*The task:* According to the forum post about flavorful white flour, which two flours did America's Test Kitchen highly recommend?

# start of Document

Does anyone have recommendations for a particularly flavorful bread or AP flour? (not whole grain or whole wheat, I'm talking "regular", preferably unbleached, white flour). I understand, of course, that more flavor can be obtained through various additives (like a little whole wheat or rye), or processess (longer ferment, soaker, sourdough, levain, etc), but those things aside and everything being equal, is there a flour anyone finds gives more flavor than other brands?
America's Test Kitchen tested and rated flours several years ago and highly recommended the following two flours.
King Arthur Unbleached Enriched All-purpose Flour
Pillsbury Unbleached Enriched All-purpose Flour
Quoting from the America's Test Kitchen report on flours -
"Of all the product taste tests Cook's has run, these flour tastings were undoubtedly the most difficult. The differences in flavor between the various versions of the selected recipes were usually extremely subtle. The most obvious differences were often in appearance."
It is actually quite a good article as it discusses the different types wheat and flour. In the recommendations list they describe what the different brands of flour did in the different tests.

# end of Document
# start of Supplied data

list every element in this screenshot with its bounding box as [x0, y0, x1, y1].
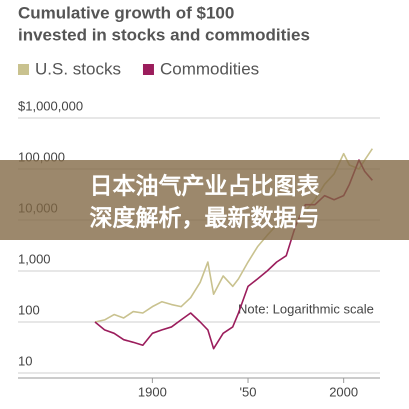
y-tick-label: 100 — [18, 302, 40, 317]
banner-text: 深度解析，最新数据与 — [90, 205, 320, 232]
legend-label: U.S. stocks — [35, 59, 121, 78]
y-tick-label: $1,000,000 — [18, 98, 83, 113]
legend-label: Commodities — [160, 59, 259, 78]
legend-swatch — [18, 64, 29, 75]
x-tick-label: 1900 — [138, 384, 167, 399]
chart-title: Cumulative growth of $100 — [18, 3, 234, 22]
note: Note: Logarithmic scale — [238, 301, 374, 316]
x-tick-label: 2000 — [329, 384, 358, 399]
banner — [0, 160, 409, 240]
y-tick-label: 10 — [18, 353, 32, 368]
x-tick-label: '50 — [240, 384, 257, 399]
banner-text: 日本油气产业占比图表 — [90, 173, 321, 200]
chart-title: invested in stocks and commodities — [18, 25, 310, 44]
legend-swatch — [142, 64, 154, 75]
y-tick-label: 1,000 — [18, 251, 51, 266]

# end of Supplied data

*The solution:* King Arthur Unbleached Enriched All-purpose Flour and Pillsbury Unbleached Enriched All-purpose Flour.